• WORK REQUIRED:
Return the material word for word. Do not include the pictures.

• LISTING:
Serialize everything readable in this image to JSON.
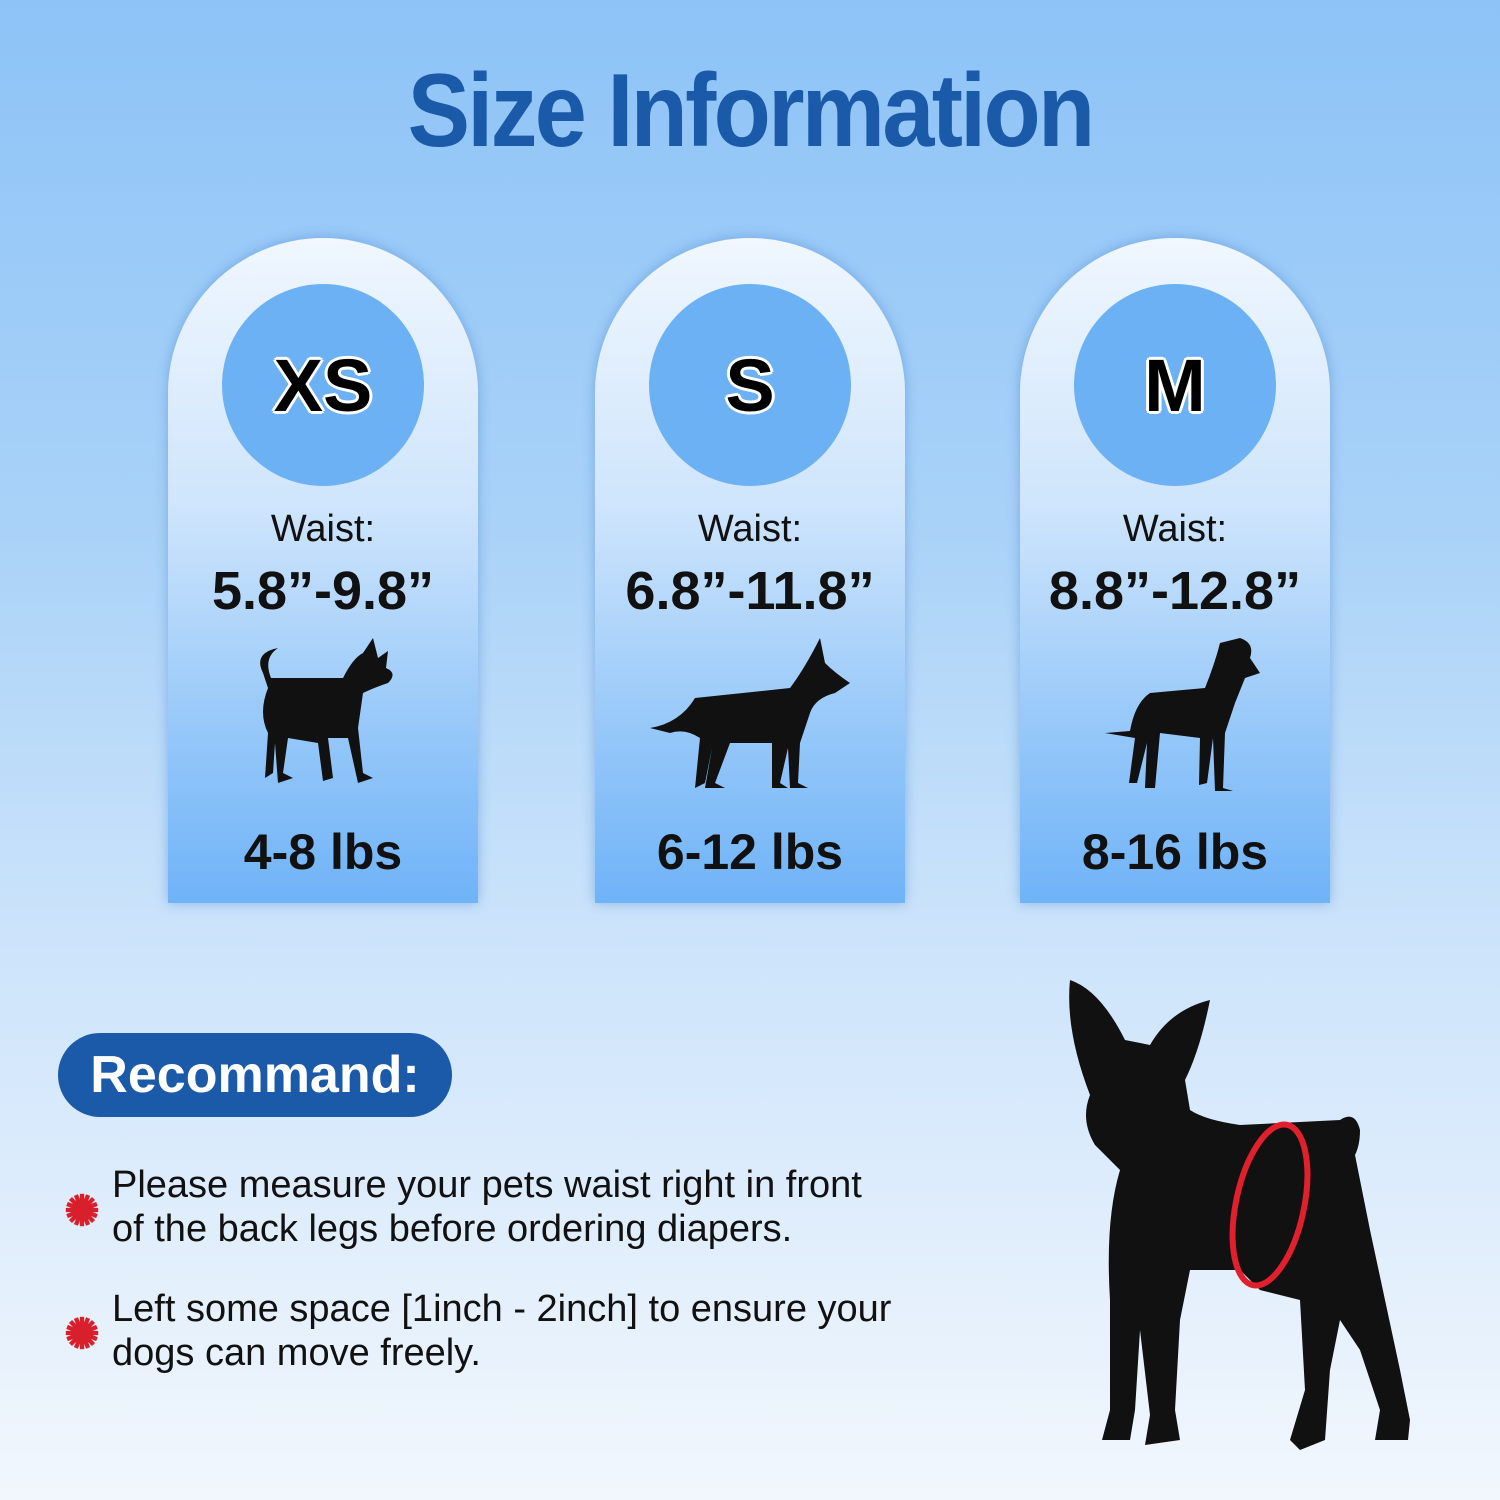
{
  "title": "Size Information",
  "sizes": [
    {
      "label": "XS",
      "waist_label": "Waist:",
      "waist": "5.8”-9.8”",
      "weight": "4-8 lbs"
    },
    {
      "label": "S",
      "waist_label": "Waist:",
      "waist": "6.8”-11.8”",
      "weight": "6-12 lbs"
    },
    {
      "label": "M",
      "waist_label": "Waist:",
      "waist": "8.8”-12.8”",
      "weight": "8-16 lbs"
    }
  ],
  "recommend": {
    "heading": "Recommand:",
    "items": [
      {
        "line1": "Please measure your pets waist right in front",
        "line2": "of the back legs before ordering diapers."
      },
      {
        "line1": "Left some space [1inch - 2inch] to ensure your",
        "line2": "dogs can move freely."
      }
    ]
  },
  "colors": {
    "title": "#1a5aa8",
    "circle": "#6cb1f4",
    "bullet": "#d8202c",
    "waist_ring": "#e0202c"
  },
  "icons": [
    "chihuahua-silhouette",
    "shepherd-silhouette",
    "great-dane-silhouette",
    "flower-bullet-icon",
    "dog-waist-measure-illustration"
  ]
}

• THE REPLY:
Serialize everything readable in this image to JSON.
{
  "title": "Size Information",
  "sizes": [
    {
      "label": "XS",
      "waist_label": "Waist:",
      "waist": "5.8”-9.8”",
      "weight": "4-8 lbs"
    },
    {
      "label": "S",
      "waist_label": "Waist:",
      "waist": "6.8”-11.8”",
      "weight": "6-12 lbs"
    },
    {
      "label": "M",
      "waist_label": "Waist:",
      "waist": "8.8”-12.8”",
      "weight": "8-16 lbs"
    }
  ],
  "recommend": {
    "heading": "Recommand:",
    "items": [
      {
        "line1": "Please measure your pets waist right in front",
        "line2": "of the back legs before ordering diapers."
      },
      {
        "line1": "Left some space [1inch - 2inch] to ensure your",
        "line2": "dogs can move freely."
      }
    ]
  },
  "colors": {
    "title": "#1a5aa8",
    "circle": "#6cb1f4",
    "bullet": "#d8202c",
    "waist_ring": "#e0202c"
  },
  "icons": [
    "chihuahua-silhouette",
    "shepherd-silhouette",
    "great-dane-silhouette",
    "flower-bullet-icon",
    "dog-waist-measure-illustration"
  ]
}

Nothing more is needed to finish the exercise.